### What to produce:
Reproduce the records below in full and without edits, omitting images.

### Exercise data:
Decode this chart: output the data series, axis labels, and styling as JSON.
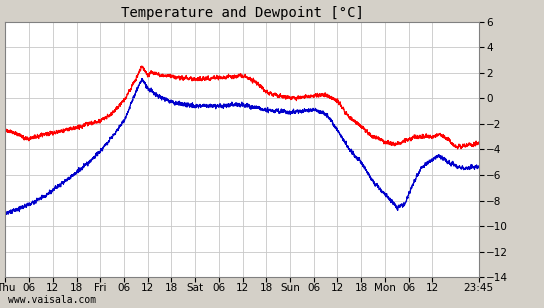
{
  "title": "Temperature and Dewpoint [°C]",
  "ylim": [
    -14,
    6
  ],
  "yticks": [
    -14,
    -12,
    -10,
    -8,
    -6,
    -4,
    -2,
    0,
    2,
    4,
    6
  ],
  "x_tick_labels": [
    "Thu",
    "06",
    "12",
    "18",
    "Fri",
    "06",
    "12",
    "18",
    "Sat",
    "06",
    "12",
    "18",
    "Sun",
    "06",
    "12",
    "18",
    "Mon",
    "06",
    "12",
    "23:45"
  ],
  "x_tick_positions": [
    0,
    6,
    12,
    18,
    24,
    30,
    36,
    42,
    48,
    54,
    60,
    66,
    72,
    78,
    84,
    90,
    96,
    102,
    108,
    119.75
  ],
  "watermark": "www.vaisala.com",
  "background_color": "#d4d0c8",
  "plot_bg_color": "#ffffff",
  "grid_color": "#c8c8c8",
  "temp_color": "#ff0000",
  "dewpoint_color": "#0000cc",
  "line_width": 0.8,
  "title_fontsize": 10,
  "tick_fontsize": 7.5,
  "watermark_fontsize": 7
}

### Response for this exercise:
Decode this chart: output the data series, axis labels, and styling as JSON.
{
  "title": "Temperature and Dewpoint [°C]",
  "ylim": [
    -14,
    6
  ],
  "yticks": [
    -14,
    -12,
    -10,
    -8,
    -6,
    -4,
    -2,
    0,
    2,
    4,
    6
  ],
  "x_tick_labels": [
    "Thu",
    "06",
    "12",
    "18",
    "Fri",
    "06",
    "12",
    "18",
    "Sat",
    "06",
    "12",
    "18",
    "Sun",
    "06",
    "12",
    "18",
    "Mon",
    "06",
    "12",
    "23:45"
  ],
  "x_tick_positions": [
    0,
    6,
    12,
    18,
    24,
    30,
    36,
    42,
    48,
    54,
    60,
    66,
    72,
    78,
    84,
    90,
    96,
    102,
    108,
    119.75
  ],
  "watermark": "www.vaisala.com",
  "background_color": "#d4d0c8",
  "plot_bg_color": "#ffffff",
  "grid_color": "#c8c8c8",
  "temp_color": "#ff0000",
  "dewpoint_color": "#0000cc",
  "line_width": 0.8,
  "title_fontsize": 10,
  "tick_fontsize": 7.5,
  "watermark_fontsize": 7
}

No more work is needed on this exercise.